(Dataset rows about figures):
----
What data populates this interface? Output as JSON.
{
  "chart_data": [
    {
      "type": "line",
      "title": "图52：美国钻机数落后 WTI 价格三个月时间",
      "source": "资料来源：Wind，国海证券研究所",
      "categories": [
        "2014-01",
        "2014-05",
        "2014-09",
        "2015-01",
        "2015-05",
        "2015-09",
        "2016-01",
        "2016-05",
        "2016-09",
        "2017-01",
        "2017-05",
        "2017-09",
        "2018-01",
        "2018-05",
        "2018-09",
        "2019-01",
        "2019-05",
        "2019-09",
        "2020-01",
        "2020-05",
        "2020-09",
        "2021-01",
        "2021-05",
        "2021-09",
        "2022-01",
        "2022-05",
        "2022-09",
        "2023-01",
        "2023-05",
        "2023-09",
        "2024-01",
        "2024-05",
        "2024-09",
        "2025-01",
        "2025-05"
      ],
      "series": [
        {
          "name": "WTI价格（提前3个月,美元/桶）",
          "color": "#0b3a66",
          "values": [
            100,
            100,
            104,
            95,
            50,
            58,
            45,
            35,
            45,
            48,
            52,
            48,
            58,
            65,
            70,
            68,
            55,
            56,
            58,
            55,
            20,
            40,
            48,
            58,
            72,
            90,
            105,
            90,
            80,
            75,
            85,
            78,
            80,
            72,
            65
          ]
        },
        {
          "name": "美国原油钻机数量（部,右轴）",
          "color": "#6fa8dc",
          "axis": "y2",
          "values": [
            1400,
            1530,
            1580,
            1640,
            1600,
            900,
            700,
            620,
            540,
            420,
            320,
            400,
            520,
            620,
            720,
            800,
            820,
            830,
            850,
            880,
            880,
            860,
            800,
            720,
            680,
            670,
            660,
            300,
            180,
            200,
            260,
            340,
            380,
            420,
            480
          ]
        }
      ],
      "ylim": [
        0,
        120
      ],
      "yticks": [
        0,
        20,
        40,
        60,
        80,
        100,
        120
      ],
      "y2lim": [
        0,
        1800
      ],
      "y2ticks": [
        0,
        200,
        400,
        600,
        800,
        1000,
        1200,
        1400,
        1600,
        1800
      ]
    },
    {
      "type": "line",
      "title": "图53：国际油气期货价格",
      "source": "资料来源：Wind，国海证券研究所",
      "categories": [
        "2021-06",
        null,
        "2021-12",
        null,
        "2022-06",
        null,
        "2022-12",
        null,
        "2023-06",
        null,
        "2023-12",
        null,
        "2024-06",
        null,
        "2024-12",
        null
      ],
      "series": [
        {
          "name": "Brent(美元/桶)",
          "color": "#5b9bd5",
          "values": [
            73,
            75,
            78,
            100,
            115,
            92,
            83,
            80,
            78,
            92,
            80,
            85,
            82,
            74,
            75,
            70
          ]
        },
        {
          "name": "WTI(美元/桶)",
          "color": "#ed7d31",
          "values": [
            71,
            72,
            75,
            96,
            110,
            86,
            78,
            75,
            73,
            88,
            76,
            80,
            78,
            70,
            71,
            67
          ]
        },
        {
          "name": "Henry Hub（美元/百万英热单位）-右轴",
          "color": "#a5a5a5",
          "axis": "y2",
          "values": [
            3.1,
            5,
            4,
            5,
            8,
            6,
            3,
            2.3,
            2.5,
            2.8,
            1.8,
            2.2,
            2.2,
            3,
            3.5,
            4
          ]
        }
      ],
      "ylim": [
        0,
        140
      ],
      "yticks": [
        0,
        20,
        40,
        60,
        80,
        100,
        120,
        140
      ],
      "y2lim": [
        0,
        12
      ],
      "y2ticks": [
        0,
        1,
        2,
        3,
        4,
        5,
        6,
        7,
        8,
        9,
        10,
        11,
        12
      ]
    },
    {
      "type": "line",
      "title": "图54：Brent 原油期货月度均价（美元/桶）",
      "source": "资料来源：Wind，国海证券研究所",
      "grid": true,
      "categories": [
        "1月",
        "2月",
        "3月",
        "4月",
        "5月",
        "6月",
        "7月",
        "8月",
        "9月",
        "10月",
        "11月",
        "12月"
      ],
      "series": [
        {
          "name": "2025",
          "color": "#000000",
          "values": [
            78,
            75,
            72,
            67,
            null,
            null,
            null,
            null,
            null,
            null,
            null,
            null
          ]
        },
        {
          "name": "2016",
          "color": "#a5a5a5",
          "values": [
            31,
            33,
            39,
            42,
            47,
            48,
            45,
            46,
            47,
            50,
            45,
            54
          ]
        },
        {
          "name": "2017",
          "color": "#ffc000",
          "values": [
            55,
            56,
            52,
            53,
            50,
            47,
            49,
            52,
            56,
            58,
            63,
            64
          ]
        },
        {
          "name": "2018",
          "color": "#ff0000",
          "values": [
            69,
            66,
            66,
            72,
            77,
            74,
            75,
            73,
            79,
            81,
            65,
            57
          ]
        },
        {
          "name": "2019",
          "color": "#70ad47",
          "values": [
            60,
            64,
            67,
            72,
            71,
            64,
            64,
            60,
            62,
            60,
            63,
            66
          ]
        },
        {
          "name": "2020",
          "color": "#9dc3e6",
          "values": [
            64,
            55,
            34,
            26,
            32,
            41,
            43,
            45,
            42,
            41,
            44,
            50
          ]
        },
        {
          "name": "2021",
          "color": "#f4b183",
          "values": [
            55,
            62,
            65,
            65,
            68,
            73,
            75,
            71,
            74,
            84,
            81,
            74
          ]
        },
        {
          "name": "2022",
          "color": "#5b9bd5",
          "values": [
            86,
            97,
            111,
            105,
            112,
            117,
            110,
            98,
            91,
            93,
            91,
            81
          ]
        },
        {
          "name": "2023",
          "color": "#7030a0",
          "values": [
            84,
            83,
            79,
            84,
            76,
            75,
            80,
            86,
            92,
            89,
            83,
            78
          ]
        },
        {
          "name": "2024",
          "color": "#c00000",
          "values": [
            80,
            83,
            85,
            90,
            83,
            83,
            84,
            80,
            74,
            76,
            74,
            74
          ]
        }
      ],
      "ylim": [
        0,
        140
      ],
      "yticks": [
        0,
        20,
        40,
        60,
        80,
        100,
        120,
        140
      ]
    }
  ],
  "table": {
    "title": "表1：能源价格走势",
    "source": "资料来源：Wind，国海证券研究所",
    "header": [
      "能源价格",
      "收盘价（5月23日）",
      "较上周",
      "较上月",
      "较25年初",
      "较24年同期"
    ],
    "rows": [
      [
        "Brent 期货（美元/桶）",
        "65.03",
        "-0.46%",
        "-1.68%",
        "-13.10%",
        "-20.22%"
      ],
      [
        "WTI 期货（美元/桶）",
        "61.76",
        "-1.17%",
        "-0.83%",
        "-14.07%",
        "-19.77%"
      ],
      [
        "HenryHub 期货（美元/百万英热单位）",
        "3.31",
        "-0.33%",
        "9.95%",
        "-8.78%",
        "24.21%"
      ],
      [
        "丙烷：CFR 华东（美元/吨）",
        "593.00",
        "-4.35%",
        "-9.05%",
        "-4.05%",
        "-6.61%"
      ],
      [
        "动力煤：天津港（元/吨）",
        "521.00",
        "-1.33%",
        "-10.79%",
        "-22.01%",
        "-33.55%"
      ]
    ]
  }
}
----
(BRIEF): Copy all of the data. Keep every word exactly as it is.

(SOLUTION FOR THIS EXERCISE):
What data populates this interface? Output as JSON.
{
  "chart_data": [
    {
      "type": "line",
      "title": "图52：美国钻机数落后 WTI 价格三个月时间",
      "source": "资料来源：Wind，国海证券研究所",
      "categories": [
        "2014-01",
        "2014-05",
        "2014-09",
        "2015-01",
        "2015-05",
        "2015-09",
        "2016-01",
        "2016-05",
        "2016-09",
        "2017-01",
        "2017-05",
        "2017-09",
        "2018-01",
        "2018-05",
        "2018-09",
        "2019-01",
        "2019-05",
        "2019-09",
        "2020-01",
        "2020-05",
        "2020-09",
        "2021-01",
        "2021-05",
        "2021-09",
        "2022-01",
        "2022-05",
        "2022-09",
        "2023-01",
        "2023-05",
        "2023-09",
        "2024-01",
        "2024-05",
        "2024-09",
        "2025-01",
        "2025-05"
      ],
      "series": [
        {
          "name": "WTI价格（提前3个月,美元/桶）",
          "color": "#0b3a66",
          "values": [
            100,
            100,
            104,
            95,
            50,
            58,
            45,
            35,
            45,
            48,
            52,
            48,
            58,
            65,
            70,
            68,
            55,
            56,
            58,
            55,
            20,
            40,
            48,
            58,
            72,
            90,
            105,
            90,
            80,
            75,
            85,
            78,
            80,
            72,
            65
          ]
        },
        {
          "name": "美国原油钻机数量（部,右轴）",
          "color": "#6fa8dc",
          "axis": "y2",
          "values": [
            1400,
            1530,
            1580,
            1640,
            1600,
            900,
            700,
            620,
            540,
            420,
            320,
            400,
            520,
            620,
            720,
            800,
            820,
            830,
            850,
            880,
            880,
            860,
            800,
            720,
            680,
            670,
            660,
            300,
            180,
            200,
            260,
            340,
            380,
            420,
            480
          ]
        }
      ],
      "ylim": [
        0,
        120
      ],
      "yticks": [
        0,
        20,
        40,
        60,
        80,
        100,
        120
      ],
      "y2lim": [
        0,
        1800
      ],
      "y2ticks": [
        0,
        200,
        400,
        600,
        800,
        1000,
        1200,
        1400,
        1600,
        1800
      ]
    },
    {
      "type": "line",
      "title": "图53：国际油气期货价格",
      "source": "资料来源：Wind，国海证券研究所",
      "categories": [
        "2021-06",
        null,
        "2021-12",
        null,
        "2022-06",
        null,
        "2022-12",
        null,
        "2023-06",
        null,
        "2023-12",
        null,
        "2024-06",
        null,
        "2024-12",
        null
      ],
      "series": [
        {
          "name": "Brent(美元/桶)",
          "color": "#5b9bd5",
          "values": [
            73,
            75,
            78,
            100,
            115,
            92,
            83,
            80,
            78,
            92,
            80,
            85,
            82,
            74,
            75,
            70
          ]
        },
        {
          "name": "WTI(美元/桶)",
          "color": "#ed7d31",
          "values": [
            71,
            72,
            75,
            96,
            110,
            86,
            78,
            75,
            73,
            88,
            76,
            80,
            78,
            70,
            71,
            67
          ]
        },
        {
          "name": "Henry Hub（美元/百万英热单位）-右轴",
          "color": "#a5a5a5",
          "axis": "y2",
          "values": [
            3.1,
            5,
            4,
            5,
            8,
            6,
            3,
            2.3,
            2.5,
            2.8,
            1.8,
            2.2,
            2.2,
            3,
            3.5,
            4
          ]
        }
      ],
      "ylim": [
        0,
        140
      ],
      "yticks": [
        0,
        20,
        40,
        60,
        80,
        100,
        120,
        140
      ],
      "y2lim": [
        0,
        12
      ],
      "y2ticks": [
        0,
        1,
        2,
        3,
        4,
        5,
        6,
        7,
        8,
        9,
        10,
        11,
        12
      ]
    },
    {
      "type": "line",
      "title": "图54：Brent 原油期货月度均价（美元/桶）",
      "source": "资料来源：Wind，国海证券研究所",
      "grid": true,
      "categories": [
        "1月",
        "2月",
        "3月",
        "4月",
        "5月",
        "6月",
        "7月",
        "8月",
        "9月",
        "10月",
        "11月",
        "12月"
      ],
      "series": [
        {
          "name": "2025",
          "color": "#000000",
          "values": [
            78,
            75,
            72,
            67,
            null,
            null,
            null,
            null,
            null,
            null,
            null,
            null
          ]
        },
        {
          "name": "2016",
          "color": "#a5a5a5",
          "values": [
            31,
            33,
            39,
            42,
            47,
            48,
            45,
            46,
            47,
            50,
            45,
            54
          ]
        },
        {
          "name": "2017",
          "color": "#ffc000",
          "values": [
            55,
            56,
            52,
            53,
            50,
            47,
            49,
            52,
            56,
            58,
            63,
            64
          ]
        },
        {
          "name": "2018",
          "color": "#ff0000",
          "values": [
            69,
            66,
            66,
            72,
            77,
            74,
            75,
            73,
            79,
            81,
            65,
            57
          ]
        },
        {
          "name": "2019",
          "color": "#70ad47",
          "values": [
            60,
            64,
            67,
            72,
            71,
            64,
            64,
            60,
            62,
            60,
            63,
            66
          ]
        },
        {
          "name": "2020",
          "color": "#9dc3e6",
          "values": [
            64,
            55,
            34,
            26,
            32,
            41,
            43,
            45,
            42,
            41,
            44,
            50
          ]
        },
        {
          "name": "2021",
          "color": "#f4b183",
          "values": [
            55,
            62,
            65,
            65,
            68,
            73,
            75,
            71,
            74,
            84,
            81,
            74
          ]
        },
        {
          "name": "2022",
          "color": "#5b9bd5",
          "values": [
            86,
            97,
            111,
            105,
            112,
            117,
            110,
            98,
            91,
            93,
            91,
            81
          ]
        },
        {
          "name": "2023",
          "color": "#7030a0",
          "values": [
            84,
            83,
            79,
            84,
            76,
            75,
            80,
            86,
            92,
            89,
            83,
            78
          ]
        },
        {
          "name": "2024",
          "color": "#c00000",
          "values": [
            80,
            83,
            85,
            90,
            83,
            83,
            84,
            80,
            74,
            76,
            74,
            74
          ]
        }
      ],
      "ylim": [
        0,
        140
      ],
      "yticks": [
        0,
        20,
        40,
        60,
        80,
        100,
        120,
        140
      ]
    }
  ],
  "table": {
    "title": "表1：能源价格走势",
    "source": "资料来源：Wind，国海证券研究所",
    "header": [
      "能源价格",
      "收盘价（5月23日）",
      "较上周",
      "较上月",
      "较25年初",
      "较24年同期"
    ],
    "rows": [
      [
        "Brent 期货（美元/桶）",
        "65.03",
        "-0.46%",
        "-1.68%",
        "-13.10%",
        "-20.22%"
      ],
      [
        "WTI 期货（美元/桶）",
        "61.76",
        "-1.17%",
        "-0.83%",
        "-14.07%",
        "-19.77%"
      ],
      [
        "HenryHub 期货（美元/百万英热单位）",
        "3.31",
        "-0.33%",
        "9.95%",
        "-8.78%",
        "24.21%"
      ],
      [
        "丙烷：CFR 华东（美元/吨）",
        "593.00",
        "-4.35%",
        "-9.05%",
        "-4.05%",
        "-6.61%"
      ],
      [
        "动力煤：天津港（元/吨）",
        "521.00",
        "-1.33%",
        "-10.79%",
        "-22.01%",
        "-33.55%"
      ]
    ]
  }
}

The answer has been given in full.